What is needed.
Where the word "Cascadia" occurs in a line, return that line.

** Begin **

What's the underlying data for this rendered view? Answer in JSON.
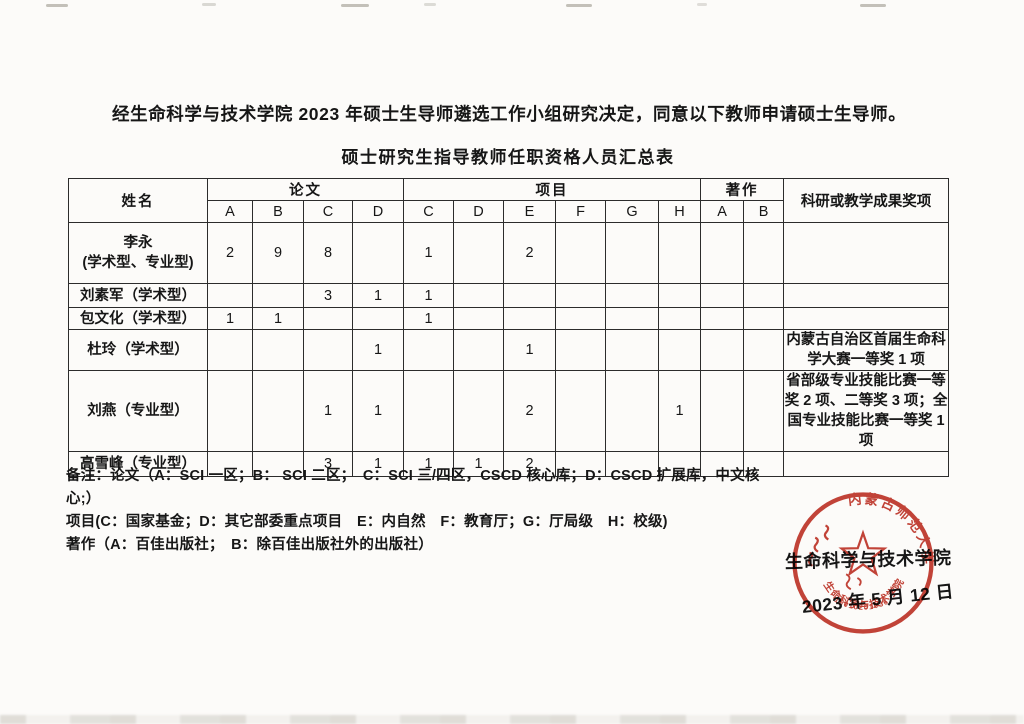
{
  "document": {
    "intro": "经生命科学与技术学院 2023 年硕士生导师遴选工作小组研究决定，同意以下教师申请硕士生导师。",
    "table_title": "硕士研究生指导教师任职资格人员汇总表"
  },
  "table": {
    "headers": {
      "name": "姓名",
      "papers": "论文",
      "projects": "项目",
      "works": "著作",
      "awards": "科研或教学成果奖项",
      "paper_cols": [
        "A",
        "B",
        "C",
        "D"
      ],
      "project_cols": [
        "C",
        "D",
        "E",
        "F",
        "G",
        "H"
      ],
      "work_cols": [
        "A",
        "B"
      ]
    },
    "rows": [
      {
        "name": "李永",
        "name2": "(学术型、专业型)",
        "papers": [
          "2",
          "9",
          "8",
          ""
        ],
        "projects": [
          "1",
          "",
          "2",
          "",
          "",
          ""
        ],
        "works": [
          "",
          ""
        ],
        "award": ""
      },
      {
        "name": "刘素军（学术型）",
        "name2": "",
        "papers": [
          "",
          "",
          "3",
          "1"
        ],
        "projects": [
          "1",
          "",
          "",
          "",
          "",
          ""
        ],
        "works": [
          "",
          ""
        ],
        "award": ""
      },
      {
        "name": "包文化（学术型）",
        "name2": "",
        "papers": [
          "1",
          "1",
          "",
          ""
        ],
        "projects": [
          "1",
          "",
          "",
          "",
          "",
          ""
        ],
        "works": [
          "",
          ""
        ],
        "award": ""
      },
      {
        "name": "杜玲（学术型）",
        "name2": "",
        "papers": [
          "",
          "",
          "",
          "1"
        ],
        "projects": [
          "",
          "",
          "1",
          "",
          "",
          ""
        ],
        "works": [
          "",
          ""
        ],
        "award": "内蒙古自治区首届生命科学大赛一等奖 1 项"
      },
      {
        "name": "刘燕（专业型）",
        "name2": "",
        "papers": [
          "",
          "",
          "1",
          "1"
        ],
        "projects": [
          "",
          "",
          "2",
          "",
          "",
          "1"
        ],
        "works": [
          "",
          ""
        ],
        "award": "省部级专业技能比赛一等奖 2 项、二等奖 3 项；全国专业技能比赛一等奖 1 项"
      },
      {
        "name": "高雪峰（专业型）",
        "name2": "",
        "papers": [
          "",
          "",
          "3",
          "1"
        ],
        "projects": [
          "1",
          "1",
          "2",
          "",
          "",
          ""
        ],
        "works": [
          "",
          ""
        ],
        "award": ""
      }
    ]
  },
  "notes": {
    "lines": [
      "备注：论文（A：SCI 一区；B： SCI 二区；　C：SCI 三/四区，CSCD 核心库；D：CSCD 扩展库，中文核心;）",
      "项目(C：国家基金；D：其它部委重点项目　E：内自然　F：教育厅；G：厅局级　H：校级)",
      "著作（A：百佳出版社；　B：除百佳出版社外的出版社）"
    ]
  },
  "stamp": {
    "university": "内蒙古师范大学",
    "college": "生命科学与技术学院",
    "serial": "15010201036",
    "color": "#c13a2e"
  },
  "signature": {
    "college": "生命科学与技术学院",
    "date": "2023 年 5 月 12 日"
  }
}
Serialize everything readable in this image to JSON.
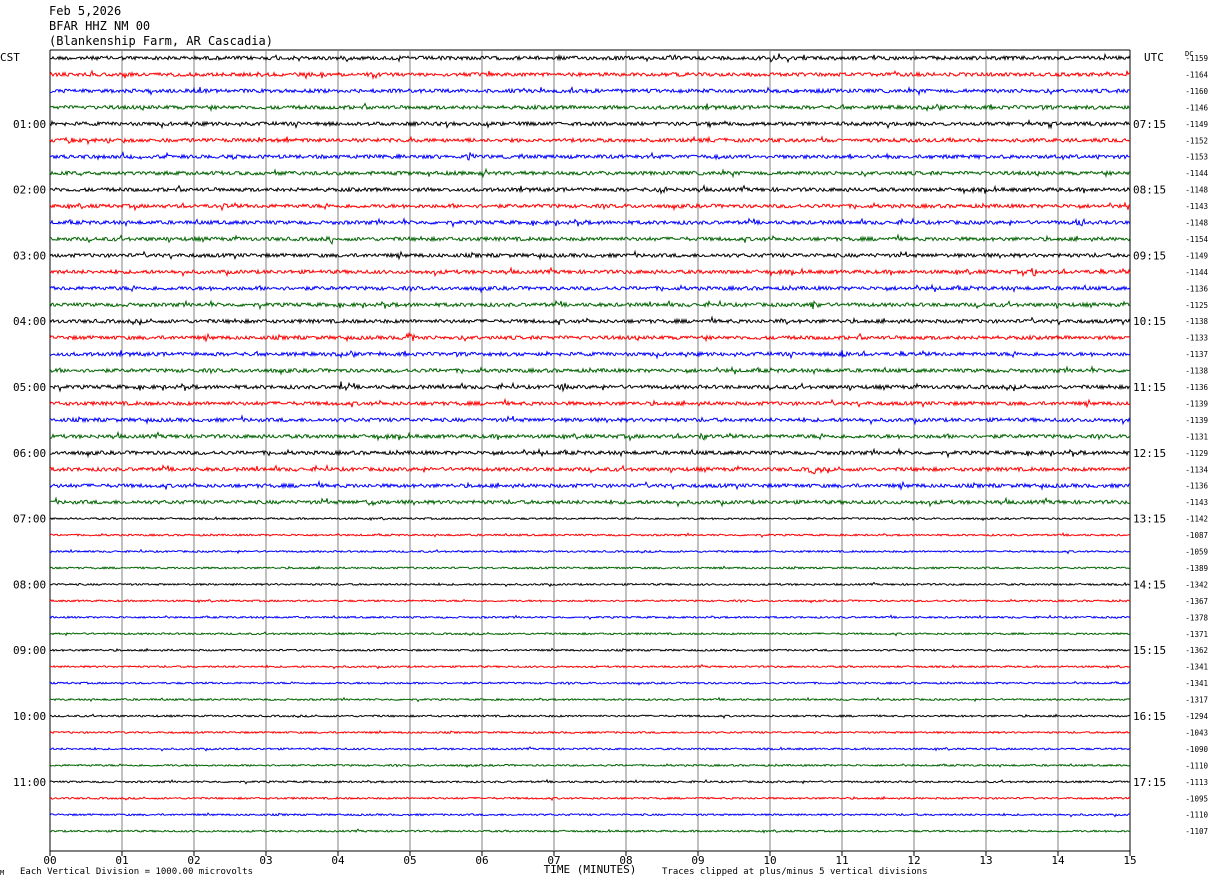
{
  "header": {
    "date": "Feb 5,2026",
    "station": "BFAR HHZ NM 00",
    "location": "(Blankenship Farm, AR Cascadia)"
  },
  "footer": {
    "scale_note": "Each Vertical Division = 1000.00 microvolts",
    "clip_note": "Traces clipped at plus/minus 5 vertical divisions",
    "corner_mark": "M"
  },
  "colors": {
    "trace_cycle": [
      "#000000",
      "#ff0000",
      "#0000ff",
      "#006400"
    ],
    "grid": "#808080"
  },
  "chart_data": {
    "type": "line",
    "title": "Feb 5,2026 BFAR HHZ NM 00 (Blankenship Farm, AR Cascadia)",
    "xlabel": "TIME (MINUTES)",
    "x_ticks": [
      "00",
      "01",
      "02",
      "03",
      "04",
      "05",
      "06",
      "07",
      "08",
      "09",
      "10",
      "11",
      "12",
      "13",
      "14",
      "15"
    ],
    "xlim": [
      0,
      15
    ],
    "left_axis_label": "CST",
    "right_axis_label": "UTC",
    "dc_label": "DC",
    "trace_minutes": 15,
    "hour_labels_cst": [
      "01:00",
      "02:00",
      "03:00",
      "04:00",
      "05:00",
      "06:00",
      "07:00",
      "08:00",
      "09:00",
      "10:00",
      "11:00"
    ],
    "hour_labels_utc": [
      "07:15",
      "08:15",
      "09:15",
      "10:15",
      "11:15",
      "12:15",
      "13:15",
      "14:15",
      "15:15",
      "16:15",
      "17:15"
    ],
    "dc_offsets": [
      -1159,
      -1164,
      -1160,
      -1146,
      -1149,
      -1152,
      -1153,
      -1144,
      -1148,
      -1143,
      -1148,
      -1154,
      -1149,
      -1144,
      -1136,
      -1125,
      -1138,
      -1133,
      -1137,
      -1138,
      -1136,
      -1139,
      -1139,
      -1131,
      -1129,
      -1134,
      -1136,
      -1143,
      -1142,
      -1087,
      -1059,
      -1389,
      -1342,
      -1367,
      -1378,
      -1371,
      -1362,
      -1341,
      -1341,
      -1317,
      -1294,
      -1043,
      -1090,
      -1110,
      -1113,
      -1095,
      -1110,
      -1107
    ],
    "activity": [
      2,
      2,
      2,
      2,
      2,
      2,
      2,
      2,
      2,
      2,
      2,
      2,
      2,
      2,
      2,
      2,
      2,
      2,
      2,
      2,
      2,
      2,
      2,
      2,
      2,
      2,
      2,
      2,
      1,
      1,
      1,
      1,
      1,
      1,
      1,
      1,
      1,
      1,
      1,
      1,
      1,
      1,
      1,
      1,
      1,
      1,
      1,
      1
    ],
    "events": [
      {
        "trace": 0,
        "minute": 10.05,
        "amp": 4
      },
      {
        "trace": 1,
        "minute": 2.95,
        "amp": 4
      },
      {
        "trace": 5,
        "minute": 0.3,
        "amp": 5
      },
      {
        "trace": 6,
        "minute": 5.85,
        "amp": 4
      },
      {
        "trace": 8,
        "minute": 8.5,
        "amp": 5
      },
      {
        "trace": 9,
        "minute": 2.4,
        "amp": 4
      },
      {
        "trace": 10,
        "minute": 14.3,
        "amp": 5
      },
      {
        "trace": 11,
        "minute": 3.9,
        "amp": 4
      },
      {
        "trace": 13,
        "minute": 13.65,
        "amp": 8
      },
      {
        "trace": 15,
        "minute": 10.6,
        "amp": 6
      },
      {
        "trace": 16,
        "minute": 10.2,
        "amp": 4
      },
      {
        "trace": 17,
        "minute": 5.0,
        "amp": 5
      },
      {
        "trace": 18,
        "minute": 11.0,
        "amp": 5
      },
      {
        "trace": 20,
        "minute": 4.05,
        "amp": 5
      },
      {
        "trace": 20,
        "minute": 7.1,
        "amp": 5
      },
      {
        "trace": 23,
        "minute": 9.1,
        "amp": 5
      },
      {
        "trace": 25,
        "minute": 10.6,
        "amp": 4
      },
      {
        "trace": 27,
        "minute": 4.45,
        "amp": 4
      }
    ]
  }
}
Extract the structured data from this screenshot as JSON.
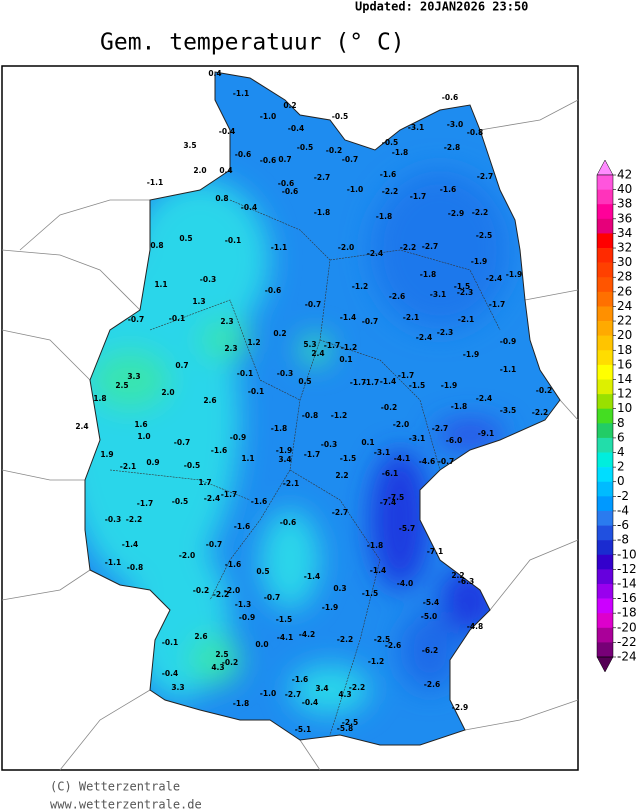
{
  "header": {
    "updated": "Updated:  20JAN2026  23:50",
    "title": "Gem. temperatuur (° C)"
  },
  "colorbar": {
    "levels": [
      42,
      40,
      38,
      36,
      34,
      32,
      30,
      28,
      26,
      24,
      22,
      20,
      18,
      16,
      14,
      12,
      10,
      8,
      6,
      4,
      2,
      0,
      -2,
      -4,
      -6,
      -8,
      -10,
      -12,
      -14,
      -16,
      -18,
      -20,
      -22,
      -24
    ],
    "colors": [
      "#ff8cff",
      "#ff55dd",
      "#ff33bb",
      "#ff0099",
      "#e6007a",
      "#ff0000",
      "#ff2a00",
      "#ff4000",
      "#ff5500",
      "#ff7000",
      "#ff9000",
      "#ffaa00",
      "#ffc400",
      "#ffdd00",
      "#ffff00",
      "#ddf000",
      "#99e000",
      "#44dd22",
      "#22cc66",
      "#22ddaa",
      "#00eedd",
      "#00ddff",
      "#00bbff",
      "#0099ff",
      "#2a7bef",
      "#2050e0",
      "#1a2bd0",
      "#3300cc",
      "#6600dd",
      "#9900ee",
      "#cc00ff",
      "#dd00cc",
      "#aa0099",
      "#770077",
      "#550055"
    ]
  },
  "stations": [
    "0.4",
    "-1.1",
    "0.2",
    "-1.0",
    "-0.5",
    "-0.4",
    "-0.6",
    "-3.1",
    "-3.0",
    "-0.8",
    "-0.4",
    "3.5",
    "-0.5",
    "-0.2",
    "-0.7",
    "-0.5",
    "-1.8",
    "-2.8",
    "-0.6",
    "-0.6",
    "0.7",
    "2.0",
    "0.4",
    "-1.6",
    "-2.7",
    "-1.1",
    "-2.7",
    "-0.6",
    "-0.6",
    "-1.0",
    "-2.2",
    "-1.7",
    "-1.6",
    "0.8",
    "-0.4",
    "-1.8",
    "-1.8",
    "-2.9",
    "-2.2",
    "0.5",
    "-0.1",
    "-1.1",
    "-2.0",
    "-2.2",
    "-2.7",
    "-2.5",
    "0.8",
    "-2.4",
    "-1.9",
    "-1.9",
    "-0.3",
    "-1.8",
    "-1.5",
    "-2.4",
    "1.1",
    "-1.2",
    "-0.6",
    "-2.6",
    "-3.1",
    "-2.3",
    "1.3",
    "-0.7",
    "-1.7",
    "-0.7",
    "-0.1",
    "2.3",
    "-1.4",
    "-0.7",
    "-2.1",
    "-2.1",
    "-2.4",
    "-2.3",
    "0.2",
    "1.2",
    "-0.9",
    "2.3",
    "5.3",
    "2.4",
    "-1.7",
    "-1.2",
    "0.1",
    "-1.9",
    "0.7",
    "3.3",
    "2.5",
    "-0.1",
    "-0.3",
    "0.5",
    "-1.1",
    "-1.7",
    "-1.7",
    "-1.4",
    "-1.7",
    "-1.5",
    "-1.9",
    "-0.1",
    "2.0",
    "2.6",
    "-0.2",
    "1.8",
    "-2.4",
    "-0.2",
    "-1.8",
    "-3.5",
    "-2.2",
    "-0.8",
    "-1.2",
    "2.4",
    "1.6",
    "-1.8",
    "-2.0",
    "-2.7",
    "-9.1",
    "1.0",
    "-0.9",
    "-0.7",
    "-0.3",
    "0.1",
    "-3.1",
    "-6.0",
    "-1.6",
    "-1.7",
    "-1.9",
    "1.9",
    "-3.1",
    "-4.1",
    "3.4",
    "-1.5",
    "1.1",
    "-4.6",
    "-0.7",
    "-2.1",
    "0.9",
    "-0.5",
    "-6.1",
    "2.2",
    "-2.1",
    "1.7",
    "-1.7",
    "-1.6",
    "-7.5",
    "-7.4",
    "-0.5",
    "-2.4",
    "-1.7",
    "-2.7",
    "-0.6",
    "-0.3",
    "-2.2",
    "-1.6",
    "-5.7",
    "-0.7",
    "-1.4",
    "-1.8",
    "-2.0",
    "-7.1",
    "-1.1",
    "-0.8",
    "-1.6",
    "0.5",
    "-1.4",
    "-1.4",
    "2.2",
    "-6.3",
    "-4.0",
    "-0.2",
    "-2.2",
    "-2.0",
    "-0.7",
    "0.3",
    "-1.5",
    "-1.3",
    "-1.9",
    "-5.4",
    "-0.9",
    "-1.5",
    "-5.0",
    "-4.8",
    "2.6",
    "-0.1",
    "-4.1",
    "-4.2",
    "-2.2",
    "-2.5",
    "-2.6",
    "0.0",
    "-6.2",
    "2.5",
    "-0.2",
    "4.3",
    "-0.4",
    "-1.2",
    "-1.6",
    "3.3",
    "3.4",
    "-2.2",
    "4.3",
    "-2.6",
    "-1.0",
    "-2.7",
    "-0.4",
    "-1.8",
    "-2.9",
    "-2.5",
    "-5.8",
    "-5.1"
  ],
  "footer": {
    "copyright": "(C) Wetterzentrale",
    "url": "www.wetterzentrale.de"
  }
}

** End **

Correct answer.
    "location": "(Blankenship Farm, AR Cascadia)"
    "title": "Feb 5,2026 BFAR HHZ NM 00 (Blankenship Farm, AR Cascadia)",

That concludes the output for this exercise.